Collection entries

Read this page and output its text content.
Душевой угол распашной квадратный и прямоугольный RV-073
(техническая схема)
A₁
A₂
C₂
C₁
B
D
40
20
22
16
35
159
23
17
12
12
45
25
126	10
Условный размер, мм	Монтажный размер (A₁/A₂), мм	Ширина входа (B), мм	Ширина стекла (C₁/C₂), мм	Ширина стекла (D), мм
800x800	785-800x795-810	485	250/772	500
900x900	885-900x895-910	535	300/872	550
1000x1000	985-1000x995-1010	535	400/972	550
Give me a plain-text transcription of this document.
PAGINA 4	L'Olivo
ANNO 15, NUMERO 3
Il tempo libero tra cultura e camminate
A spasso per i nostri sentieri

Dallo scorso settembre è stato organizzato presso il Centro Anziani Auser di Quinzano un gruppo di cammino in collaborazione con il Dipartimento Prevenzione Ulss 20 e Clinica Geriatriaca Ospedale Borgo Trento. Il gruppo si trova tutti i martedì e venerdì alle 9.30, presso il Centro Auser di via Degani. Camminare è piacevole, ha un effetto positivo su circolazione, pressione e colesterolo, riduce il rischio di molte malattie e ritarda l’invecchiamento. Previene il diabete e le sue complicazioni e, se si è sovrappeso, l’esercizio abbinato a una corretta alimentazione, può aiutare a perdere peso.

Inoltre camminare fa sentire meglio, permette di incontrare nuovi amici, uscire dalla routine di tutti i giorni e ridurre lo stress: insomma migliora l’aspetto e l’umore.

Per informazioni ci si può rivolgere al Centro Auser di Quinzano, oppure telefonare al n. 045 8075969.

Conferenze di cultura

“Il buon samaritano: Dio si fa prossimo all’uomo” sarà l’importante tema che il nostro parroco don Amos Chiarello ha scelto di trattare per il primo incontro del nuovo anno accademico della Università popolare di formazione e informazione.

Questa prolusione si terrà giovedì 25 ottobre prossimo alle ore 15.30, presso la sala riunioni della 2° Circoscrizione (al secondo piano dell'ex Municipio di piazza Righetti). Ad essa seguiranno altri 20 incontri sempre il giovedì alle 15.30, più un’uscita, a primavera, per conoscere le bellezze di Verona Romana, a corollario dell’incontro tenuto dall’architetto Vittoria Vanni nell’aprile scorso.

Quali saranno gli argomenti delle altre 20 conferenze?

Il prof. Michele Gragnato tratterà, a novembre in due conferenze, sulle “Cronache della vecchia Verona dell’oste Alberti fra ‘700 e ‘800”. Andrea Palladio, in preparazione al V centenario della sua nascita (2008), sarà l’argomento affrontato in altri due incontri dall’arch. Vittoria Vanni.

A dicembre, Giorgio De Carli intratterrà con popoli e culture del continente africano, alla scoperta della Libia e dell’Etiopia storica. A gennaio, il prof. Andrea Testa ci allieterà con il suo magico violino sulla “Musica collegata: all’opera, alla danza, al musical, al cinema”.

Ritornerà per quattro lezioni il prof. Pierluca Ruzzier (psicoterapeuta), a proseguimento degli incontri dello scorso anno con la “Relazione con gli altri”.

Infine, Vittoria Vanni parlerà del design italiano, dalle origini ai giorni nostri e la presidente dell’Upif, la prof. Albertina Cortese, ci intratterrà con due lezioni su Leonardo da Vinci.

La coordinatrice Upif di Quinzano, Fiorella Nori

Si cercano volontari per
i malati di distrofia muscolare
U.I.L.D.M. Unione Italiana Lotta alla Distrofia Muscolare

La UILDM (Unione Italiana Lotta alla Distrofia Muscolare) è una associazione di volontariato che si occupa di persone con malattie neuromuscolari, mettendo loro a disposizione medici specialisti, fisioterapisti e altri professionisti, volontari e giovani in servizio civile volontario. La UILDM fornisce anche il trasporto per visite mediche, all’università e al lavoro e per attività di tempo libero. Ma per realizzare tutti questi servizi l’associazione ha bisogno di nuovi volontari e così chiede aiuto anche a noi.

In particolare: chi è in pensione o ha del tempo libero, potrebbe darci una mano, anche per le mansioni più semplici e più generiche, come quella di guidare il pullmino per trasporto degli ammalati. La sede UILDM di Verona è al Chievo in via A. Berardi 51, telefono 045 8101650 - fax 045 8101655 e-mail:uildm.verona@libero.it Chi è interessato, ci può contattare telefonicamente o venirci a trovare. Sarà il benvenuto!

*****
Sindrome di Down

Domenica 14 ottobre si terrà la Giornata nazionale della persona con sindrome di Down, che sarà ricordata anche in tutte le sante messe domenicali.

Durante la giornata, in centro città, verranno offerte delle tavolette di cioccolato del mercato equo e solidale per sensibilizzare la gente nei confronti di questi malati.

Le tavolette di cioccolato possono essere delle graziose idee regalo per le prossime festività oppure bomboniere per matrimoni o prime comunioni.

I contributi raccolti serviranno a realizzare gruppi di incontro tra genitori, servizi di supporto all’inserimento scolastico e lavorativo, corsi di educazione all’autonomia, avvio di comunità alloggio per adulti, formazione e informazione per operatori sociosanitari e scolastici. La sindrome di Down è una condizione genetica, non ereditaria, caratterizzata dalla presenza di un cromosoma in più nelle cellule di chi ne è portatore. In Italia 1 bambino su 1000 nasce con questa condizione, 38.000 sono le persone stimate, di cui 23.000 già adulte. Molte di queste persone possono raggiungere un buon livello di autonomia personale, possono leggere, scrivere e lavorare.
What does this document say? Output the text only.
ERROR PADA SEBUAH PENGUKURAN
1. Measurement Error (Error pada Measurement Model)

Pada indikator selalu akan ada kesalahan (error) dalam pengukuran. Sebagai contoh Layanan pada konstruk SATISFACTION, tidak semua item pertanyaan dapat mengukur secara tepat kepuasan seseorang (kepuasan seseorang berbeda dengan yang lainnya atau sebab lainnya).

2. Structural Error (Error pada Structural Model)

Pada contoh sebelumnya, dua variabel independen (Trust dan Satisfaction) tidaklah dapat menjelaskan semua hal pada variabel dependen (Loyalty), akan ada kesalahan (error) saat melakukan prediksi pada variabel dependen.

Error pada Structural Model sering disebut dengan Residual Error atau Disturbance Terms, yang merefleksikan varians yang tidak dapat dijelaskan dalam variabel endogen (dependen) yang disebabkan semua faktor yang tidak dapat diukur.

▶ **SET EXERCISE**:
Show every line from the entries above in which the word "Upif" appears.

▶ **THE COMPLETED TASK**:
Infine, Vittoria Vanni parlerà del design italiano, dalle origini ai giorni nostri e la presidente dell’Upif, la prof. Albertina Cortese, ci intratterrà con due lezioni su Leonardo da Vinci.
La coordinatrice Upif di Quinzano, Fiorella Nori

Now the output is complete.